Records from a collection:
--------------------

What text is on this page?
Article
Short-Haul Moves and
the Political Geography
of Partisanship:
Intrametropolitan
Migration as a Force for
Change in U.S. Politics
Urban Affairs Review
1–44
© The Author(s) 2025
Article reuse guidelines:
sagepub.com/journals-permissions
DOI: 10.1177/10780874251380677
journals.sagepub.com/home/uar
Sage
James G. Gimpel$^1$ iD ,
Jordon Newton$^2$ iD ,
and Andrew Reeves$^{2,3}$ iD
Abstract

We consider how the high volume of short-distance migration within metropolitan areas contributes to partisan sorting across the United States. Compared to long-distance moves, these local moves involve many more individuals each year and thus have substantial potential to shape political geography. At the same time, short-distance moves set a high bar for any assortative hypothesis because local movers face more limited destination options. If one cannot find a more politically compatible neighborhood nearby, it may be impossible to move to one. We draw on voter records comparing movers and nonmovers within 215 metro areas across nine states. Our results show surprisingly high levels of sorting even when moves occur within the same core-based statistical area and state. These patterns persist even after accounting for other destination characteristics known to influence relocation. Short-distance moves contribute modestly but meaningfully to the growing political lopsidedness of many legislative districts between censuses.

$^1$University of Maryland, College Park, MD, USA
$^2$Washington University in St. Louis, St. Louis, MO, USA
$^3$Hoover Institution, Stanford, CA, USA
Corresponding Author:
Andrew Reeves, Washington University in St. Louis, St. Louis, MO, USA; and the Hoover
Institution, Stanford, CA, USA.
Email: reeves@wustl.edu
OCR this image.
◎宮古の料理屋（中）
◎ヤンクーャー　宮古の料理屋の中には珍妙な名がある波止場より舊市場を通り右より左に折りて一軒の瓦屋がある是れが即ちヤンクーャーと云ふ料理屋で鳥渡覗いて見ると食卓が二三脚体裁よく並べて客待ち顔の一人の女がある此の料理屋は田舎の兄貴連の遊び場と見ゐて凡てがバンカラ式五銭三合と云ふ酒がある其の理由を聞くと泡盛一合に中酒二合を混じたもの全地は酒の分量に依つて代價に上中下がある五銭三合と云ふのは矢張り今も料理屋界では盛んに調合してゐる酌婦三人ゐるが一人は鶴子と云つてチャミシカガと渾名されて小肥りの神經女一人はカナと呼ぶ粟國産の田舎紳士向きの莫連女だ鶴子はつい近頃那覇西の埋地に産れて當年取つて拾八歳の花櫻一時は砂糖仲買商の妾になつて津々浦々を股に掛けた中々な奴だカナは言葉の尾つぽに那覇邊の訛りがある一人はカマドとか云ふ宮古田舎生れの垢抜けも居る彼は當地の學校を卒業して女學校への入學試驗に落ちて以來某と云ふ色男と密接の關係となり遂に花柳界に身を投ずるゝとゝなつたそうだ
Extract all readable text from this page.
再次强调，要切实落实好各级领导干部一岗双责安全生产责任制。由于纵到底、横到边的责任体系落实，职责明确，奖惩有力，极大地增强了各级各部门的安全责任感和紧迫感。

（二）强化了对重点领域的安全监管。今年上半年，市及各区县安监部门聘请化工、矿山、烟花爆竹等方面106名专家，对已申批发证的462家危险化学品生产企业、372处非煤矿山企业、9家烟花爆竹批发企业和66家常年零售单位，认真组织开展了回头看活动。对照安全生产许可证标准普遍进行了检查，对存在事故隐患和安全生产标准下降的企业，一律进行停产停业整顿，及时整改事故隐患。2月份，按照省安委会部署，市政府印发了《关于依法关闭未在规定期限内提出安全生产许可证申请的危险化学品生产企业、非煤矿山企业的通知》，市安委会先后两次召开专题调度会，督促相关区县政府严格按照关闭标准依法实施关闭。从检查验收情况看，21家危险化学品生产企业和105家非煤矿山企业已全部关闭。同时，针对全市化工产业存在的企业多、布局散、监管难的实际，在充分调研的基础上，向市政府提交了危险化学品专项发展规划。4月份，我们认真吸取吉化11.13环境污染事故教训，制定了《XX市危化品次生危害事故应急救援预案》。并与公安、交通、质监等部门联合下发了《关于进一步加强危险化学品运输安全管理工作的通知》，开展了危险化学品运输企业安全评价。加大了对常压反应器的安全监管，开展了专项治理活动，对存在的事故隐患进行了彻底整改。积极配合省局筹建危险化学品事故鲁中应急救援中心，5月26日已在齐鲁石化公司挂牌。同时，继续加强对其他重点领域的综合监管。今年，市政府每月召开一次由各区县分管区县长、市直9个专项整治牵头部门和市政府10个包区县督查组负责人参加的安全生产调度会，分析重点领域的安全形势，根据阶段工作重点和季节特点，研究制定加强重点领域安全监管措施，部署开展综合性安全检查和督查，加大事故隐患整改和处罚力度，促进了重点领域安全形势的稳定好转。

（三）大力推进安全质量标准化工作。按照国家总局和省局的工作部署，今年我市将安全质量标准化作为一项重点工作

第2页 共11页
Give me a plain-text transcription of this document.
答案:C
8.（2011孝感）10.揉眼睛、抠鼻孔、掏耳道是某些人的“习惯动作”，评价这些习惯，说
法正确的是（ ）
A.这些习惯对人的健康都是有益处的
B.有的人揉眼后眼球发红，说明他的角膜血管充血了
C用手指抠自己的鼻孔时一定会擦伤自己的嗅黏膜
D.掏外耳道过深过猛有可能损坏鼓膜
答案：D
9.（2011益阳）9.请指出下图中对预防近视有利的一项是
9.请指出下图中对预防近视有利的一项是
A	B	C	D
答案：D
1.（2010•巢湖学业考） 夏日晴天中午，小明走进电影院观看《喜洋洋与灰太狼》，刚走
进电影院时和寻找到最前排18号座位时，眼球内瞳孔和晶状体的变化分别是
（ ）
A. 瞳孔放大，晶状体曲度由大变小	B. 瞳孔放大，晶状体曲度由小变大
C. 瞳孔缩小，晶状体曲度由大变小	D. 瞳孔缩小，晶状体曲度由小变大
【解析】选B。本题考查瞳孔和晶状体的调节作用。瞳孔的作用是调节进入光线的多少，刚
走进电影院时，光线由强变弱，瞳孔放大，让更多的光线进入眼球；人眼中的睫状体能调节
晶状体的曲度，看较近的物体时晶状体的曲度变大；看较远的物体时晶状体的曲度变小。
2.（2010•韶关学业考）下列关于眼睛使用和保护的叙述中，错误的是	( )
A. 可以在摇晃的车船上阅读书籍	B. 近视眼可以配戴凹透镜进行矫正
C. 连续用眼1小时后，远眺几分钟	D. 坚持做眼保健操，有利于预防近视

--------------------

Given problem: From the entries above, extract each line containing "University".

Task solution:
$^1$University of Maryland, College Park, MD, USA
$^2$Washington University in St. Louis, St. Louis, MO, USA
Andrew Reeves, Washington University in St. Louis, St. Louis, MO, USA; and the Hoover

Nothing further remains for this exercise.